» Source extract

☆ ☆ ☆ ☆

/*******************************************************************************
 *
 * MIT License
 *
 * Copyright (c) 2017-2020 Advanced Micro Devices, Inc.
 *
 * Permission is hereby granted, free of charge, to any person obtaining a copy
 * of this software and associated documentation files (the "Software"), to deal
 * in the Software without restriction, including without limitation the rights
 * to use, copy, modify, merge, publish, distribute, sublicense, and/or sell
 * copies of the Software, and to permit persons to whom the Software is
 * furnished to do so, subject to the following conditions:
 *
 * The above copyright notice and this permission notice shall be included in all
 * copies or substantial portions of the Software.
 *
 * THE SOFTWARE IS PROVIDED "AS IS", WITHOUT WARRANTY OF ANY KIND, EXPRESS OR
 * IMPLIED, INCLUDING BUT NOT LIMITED TO THE WARRANTIES OF MERCHANTABILITY,
 * FITNESS FOR A PARTICULAR PURPOSE AND NONINFRINGEMENT. IN NO EVENT SHALL THE
 * AUTHORS OR COPYRIGHT HOLDERS BE LIABLE FOR ANY CLAIM, DAMAGES OR OTHER
 * LIABILITY, WHETHER IN AN ACTION OF CONTRACT, TORT OR OTHERWISE, ARISING FROM,
 * OUT OF OR IN CONNECTION WITH THE SOFTWARE OR THE USE OR OTHER DEALINGS IN THE
 * SOFTWARE.
 *
 *******************************************************************************/

#include <miopen/config.h>
#include <miopen/handle.hpp>

#include <miopen/binary_cache.hpp>
#include <miopen/env.hpp>
#include <miopen/errors.hpp>
#include <miopen/gemm_geometry.hpp>
#include <miopen/handle_lock.hpp>
#include <miopen/invoker.hpp>
#include <miopen/kernel_cache.hpp>
#include <miopen/logger.hpp>
#include <miopen/rocm_features.hpp>
#include <miopen/stringutils.hpp>
#include <miopen/target_properties.hpp>
#include <miopen/timer.hpp>

#if !MIOPEN_ENABLE_SQLITE_KERN_CACHE
#include <miopen/write_file.hpp>
#endif

#include <boost/filesystem.hpp>
#include <miopen/handle_lock.hpp>
#include <miopen/load_file.hpp>
#include <miopen/gemm_geometry.hpp>

#ifndef _WIN32
#include <unistd.h>
#endif

#include <algorithm>
#include <cassert>
#include <chrono>
#include <thread>

#define MIOPEN_WORKAROUND_ROCM_COMPILER_SUPPORT_ISSUE_30 \
    (MIOPEN_USE_COMGR && BUILD_SHARED_LIBS && (HIP_PACKAGE_VERSION_FLAT < 4003000000ULL))

☆ ☆ ☆ ☆

» Data
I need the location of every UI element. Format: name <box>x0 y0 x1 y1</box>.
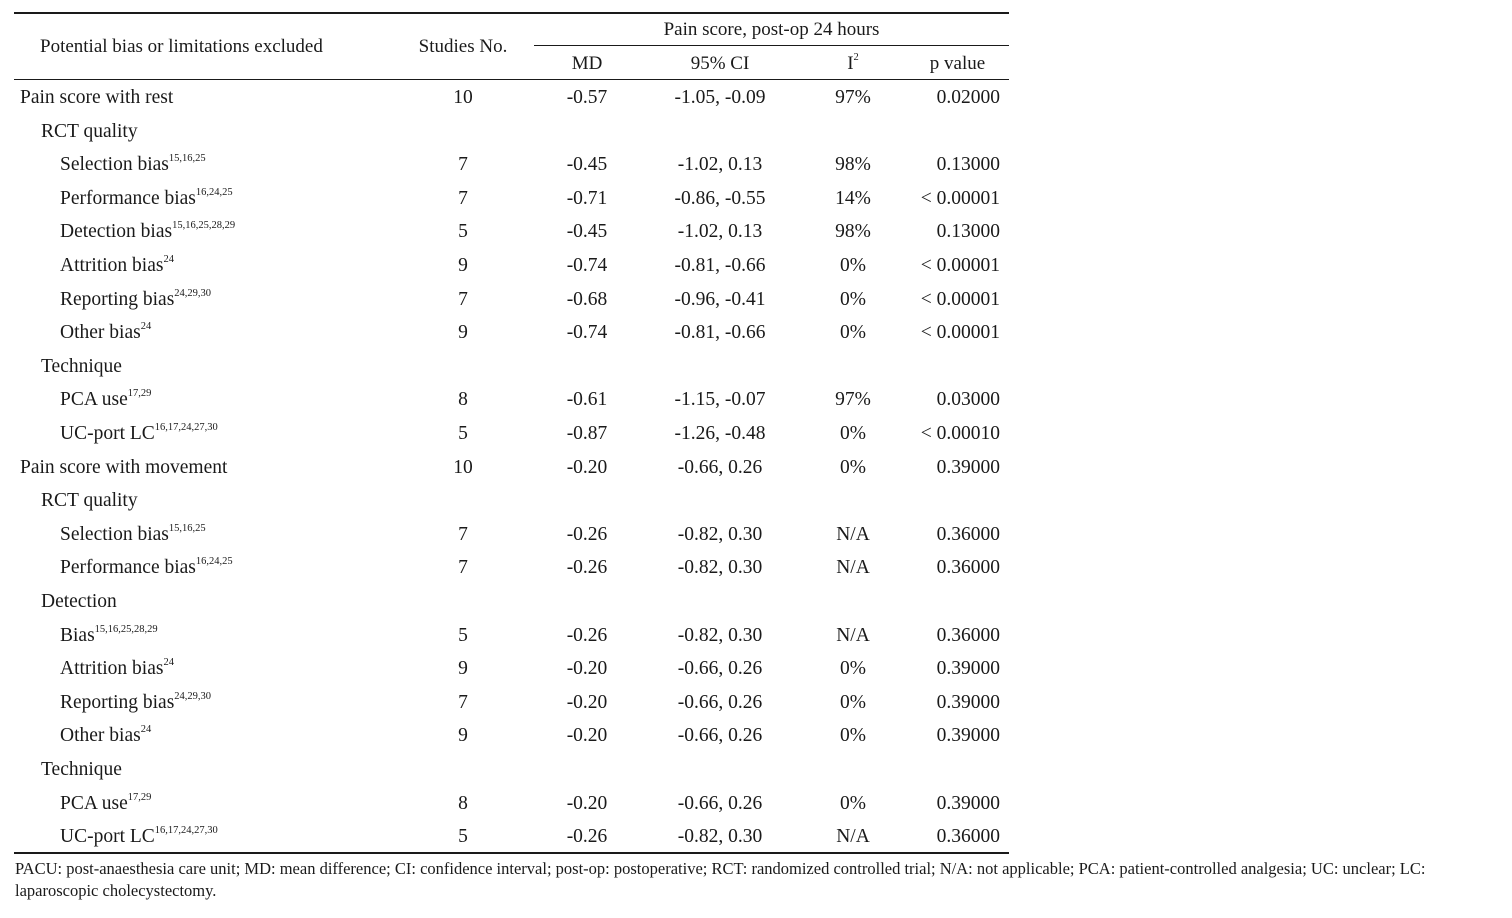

☆ ☆ ☆ ☆

» Written task A
Answer these about the MIOpen source extract:
(i) Which years does the copyright notice cover?
(ii) Which header is included only when MIOPEN_ENABLE_SQLITE_KERN_CACHE is not enabled?
(iii) Which header is included only when _WIN32 is not defined?
» Written task B
Could you go on with the MIOpen source extract, picking up after its final #define?

» Exercise output A
(i) 2017-2020
(ii) miopen/write_file.hpp
(iii) unistd.h

» Exercise output B
MIOPEN_DECLARE_ENV_VAR(MIOPEN_DEVICE_CU)

namespace miopen {

namespace {

#if MIOPEN_WORKAROUND_ROCM_COMPILER_SUPPORT_ISSUE_30
void toCallHipInit() __attribute__((constructor(1000)));
void toCallHipInit() { hipInit(0); }
#endif

std::size_t GetAvailableMemory()
{
    size_t free, total;
    auto status = hipMemGetInfo(&free, &total);
    if(status != hipSuccess)
        MIOPEN_THROW_HIP_STATUS(status, "Failed getting available memory");
    return free;
}

void* default_allocator(void*, size_t sz)
{
    if(sz > GetAvailableMemory())
        MIOPEN_THROW("Memory not available to allocate buffer: " + std::to_string(sz));
    void* result;
    auto status = hipMalloc(&result, sz);
    if(status != hipSuccess)
    {
        status = hipHostMalloc(&result, sz);
        if(status != hipSuccess)
            MIOPEN_THROW_HIP_STATUS(status,
                                    "Hip error creating buffer " + std::to_string(sz) + ": ");
    }
    return result;
}

void default_deallocator(void*, void* mem) { hipFree(mem); }

int get_device_id() // Get random device
{
    int device;
    auto status = hipGetDevice(&device);
    if(status != hipSuccess)
        MIOPEN_THROW("No device");
    return device;
}

void set_device(int id)
{
    auto status = hipSetDevice(id);
    if(status != hipSuccess)
        MIOPEN_THROW("Error setting device");
}

#if MIOPEN_BUILD_DEV
int set_default_device()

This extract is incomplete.